__PROBLEM TO WORK ON__.
Copy every entry exactly.

(Extracted records)
----------

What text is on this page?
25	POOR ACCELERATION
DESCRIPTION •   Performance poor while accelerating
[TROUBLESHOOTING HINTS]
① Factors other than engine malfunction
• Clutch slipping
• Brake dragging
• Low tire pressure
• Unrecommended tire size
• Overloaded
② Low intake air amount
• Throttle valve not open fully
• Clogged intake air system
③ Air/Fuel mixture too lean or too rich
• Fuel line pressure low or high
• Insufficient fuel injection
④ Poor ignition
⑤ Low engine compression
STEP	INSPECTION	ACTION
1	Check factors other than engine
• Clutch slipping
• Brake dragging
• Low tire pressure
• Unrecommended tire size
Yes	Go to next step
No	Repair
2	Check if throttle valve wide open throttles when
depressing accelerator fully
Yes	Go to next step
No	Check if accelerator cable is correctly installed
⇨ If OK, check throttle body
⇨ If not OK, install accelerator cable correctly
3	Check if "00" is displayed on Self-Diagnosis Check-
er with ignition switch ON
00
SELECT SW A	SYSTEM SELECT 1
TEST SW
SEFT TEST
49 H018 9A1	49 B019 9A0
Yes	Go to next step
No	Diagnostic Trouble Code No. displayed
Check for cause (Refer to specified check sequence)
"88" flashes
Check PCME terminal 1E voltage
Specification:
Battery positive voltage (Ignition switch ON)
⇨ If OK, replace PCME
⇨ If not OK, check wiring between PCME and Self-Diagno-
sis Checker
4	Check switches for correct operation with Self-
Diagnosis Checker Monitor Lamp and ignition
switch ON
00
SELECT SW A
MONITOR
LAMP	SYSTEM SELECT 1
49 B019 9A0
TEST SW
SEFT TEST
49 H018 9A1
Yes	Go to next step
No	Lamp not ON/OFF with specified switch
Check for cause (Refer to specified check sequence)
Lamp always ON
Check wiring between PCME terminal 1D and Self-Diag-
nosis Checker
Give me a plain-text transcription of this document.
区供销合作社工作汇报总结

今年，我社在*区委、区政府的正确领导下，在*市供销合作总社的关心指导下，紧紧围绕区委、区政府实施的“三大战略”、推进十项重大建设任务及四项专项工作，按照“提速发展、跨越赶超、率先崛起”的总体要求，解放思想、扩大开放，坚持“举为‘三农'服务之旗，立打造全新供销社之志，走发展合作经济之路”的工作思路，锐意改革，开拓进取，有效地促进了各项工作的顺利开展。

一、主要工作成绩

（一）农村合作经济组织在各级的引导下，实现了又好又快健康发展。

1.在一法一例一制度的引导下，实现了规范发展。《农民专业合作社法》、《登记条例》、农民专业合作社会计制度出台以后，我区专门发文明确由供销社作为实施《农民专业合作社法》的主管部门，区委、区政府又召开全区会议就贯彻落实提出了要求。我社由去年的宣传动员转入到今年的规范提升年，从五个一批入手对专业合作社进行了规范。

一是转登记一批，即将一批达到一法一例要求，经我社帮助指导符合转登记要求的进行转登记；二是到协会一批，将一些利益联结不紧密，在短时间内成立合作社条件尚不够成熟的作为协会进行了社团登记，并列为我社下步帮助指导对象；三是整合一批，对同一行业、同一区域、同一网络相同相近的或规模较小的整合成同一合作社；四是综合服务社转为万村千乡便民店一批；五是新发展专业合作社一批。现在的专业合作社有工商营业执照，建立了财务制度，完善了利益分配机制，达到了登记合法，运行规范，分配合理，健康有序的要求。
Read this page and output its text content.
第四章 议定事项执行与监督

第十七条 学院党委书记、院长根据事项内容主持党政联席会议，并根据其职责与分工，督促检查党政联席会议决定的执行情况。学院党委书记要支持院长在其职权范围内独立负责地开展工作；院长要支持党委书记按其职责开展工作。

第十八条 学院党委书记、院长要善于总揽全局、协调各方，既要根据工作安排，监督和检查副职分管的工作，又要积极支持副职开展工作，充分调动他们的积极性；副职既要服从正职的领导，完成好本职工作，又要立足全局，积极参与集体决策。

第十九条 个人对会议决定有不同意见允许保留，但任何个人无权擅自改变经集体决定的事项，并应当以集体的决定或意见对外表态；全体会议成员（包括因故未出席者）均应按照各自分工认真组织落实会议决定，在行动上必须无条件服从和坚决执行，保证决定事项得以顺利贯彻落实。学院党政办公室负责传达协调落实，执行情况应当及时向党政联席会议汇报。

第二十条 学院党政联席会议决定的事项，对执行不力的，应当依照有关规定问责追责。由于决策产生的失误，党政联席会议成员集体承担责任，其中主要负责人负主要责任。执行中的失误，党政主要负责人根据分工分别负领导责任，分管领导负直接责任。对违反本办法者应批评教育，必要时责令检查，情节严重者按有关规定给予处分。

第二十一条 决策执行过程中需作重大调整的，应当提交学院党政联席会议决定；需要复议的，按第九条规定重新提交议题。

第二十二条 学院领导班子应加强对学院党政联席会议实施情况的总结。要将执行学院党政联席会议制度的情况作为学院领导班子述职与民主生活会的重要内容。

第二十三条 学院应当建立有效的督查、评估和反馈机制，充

----------

__ANSWER FOR THE TASK__.
What text is on this page?
25	POOR ACCELERATION
DESCRIPTION •   Performance poor while accelerating
[TROUBLESHOOTING HINTS]
① Factors other than engine malfunction
• Clutch slipping
• Brake dragging
• Low tire pressure
• Unrecommended tire size
• Overloaded
② Low intake air amount
• Throttle valve not open fully
• Clogged intake air system
③ Air/Fuel mixture too lean or too rich
• Fuel line pressure low or high
• Insufficient fuel injection
④ Poor ignition
⑤ Low engine compression
STEP	INSPECTION	ACTION
1	Check factors other than engine
• Clutch slipping
• Brake dragging
• Low tire pressure
• Unrecommended tire size
Yes	Go to next step
No	Repair
2	Check if throttle valve wide open throttles when
depressing accelerator fully
Yes	Go to next step
No	Check if accelerator cable is correctly installed
⇨ If OK, check throttle body
⇨ If not OK, install accelerator cable correctly
3	Check if "00" is displayed on Self-Diagnosis Check-
er with ignition switch ON
00
SELECT SW A	SYSTEM SELECT 1
TEST SW
SEFT TEST
49 H018 9A1	49 B019 9A0
Yes	Go to next step
No	Diagnostic Trouble Code No. displayed
Check for cause (Refer to specified check sequence)
"88" flashes
Check PCME terminal 1E voltage
Specification:
Battery positive voltage (Ignition switch ON)
⇨ If OK, replace PCME
⇨ If not OK, check wiring between PCME and Self-Diagno-
sis Checker
4	Check switches for correct operation with Self-
Diagnosis Checker Monitor Lamp and ignition
switch ON
00
SELECT SW A
MONITOR
LAMP	SYSTEM SELECT 1
49 B019 9A0
TEST SW
SEFT TEST
49 H018 9A1
Yes	Go to next step
No	Lamp not ON/OFF with specified switch
Check for cause (Refer to specified check sequence)
Lamp always ON
Check wiring between PCME terminal 1D and Self-Diag-
nosis Checker
Give me a plain-text transcription of this document.
区供销合作社工作汇报总结

今年，我社在*区委、区政府的正确领导下，在*市供销合作总社的关心指导下，紧紧围绕区委、区政府实施的“三大战略”、推进十项重大建设任务及四项专项工作，按照“提速发展、跨越赶超、率先崛起”的总体要求，解放思想、扩大开放，坚持“举为‘三农'服务之旗，立打造全新供销社之志，走发展合作经济之路”的工作思路，锐意改革，开拓进取，有效地促进了各项工作的顺利开展。

一、主要工作成绩

（一）农村合作经济组织在各级的引导下，实现了又好又快健康发展。

1.在一法一例一制度的引导下，实现了规范发展。《农民专业合作社法》、《登记条例》、农民专业合作社会计制度出台以后，我区专门发文明确由供销社作为实施《农民专业合作社法》的主管部门，区委、区政府又召开全区会议就贯彻落实提出了要求。我社由去年的宣传动员转入到今年的规范提升年，从五个一批入手对专业合作社进行了规范。

一是转登记一批，即将一批达到一法一例要求，经我社帮助指导符合转登记要求的进行转登记；二是到协会一批，将一些利益联结不紧密，在短时间内成立合作社条件尚不够成熟的作为协会进行了社团登记，并列为我社下步帮助指导对象；三是整合一批，对同一行业、同一区域、同一网络相同相近的或规模较小的整合成同一合作社；四是综合服务社转为万村千乡便民店一批；五是新发展专业合作社一批。现在的专业合作社有工商营业执照，建立了财务制度，完善了利益分配机制，达到了登记合法，运行规范，分配合理，健康有序的要求。
Read this page and output its text content.
第四章 议定事项执行与监督

第十七条 学院党委书记、院长根据事项内容主持党政联席会议，并根据其职责与分工，督促检查党政联席会议决定的执行情况。学院党委书记要支持院长在其职权范围内独立负责地开展工作；院长要支持党委书记按其职责开展工作。

第十八条 学院党委书记、院长要善于总揽全局、协调各方，既要根据工作安排，监督和检查副职分管的工作，又要积极支持副职开展工作，充分调动他们的积极性；副职既要服从正职的领导，完成好本职工作，又要立足全局，积极参与集体决策。

第十九条 个人对会议决定有不同意见允许保留，但任何个人无权擅自改变经集体决定的事项，并应当以集体的决定或意见对外表态；全体会议成员（包括因故未出席者）均应按照各自分工认真组织落实会议决定，在行动上必须无条件服从和坚决执行，保证决定事项得以顺利贯彻落实。学院党政办公室负责传达协调落实，执行情况应当及时向党政联席会议汇报。

第二十条 学院党政联席会议决定的事项，对执行不力的，应当依照有关规定问责追责。由于决策产生的失误，党政联席会议成员集体承担责任，其中主要负责人负主要责任。执行中的失误，党政主要负责人根据分工分别负领导责任，分管领导负直接责任。对违反本办法者应批评教育，必要时责令检查，情节严重者按有关规定给予处分。

第二十一条 决策执行过程中需作重大调整的，应当提交学院党政联席会议决定；需要复议的，按第九条规定重新提交议题。

第二十二条 学院领导班子应加强对学院党政联席会议实施情况的总结。要将执行学院党政联席会议制度的情况作为学院领导班子述职与民主生活会的重要内容。

第二十三条 学院应当建立有效的督查、评估和反馈机制，充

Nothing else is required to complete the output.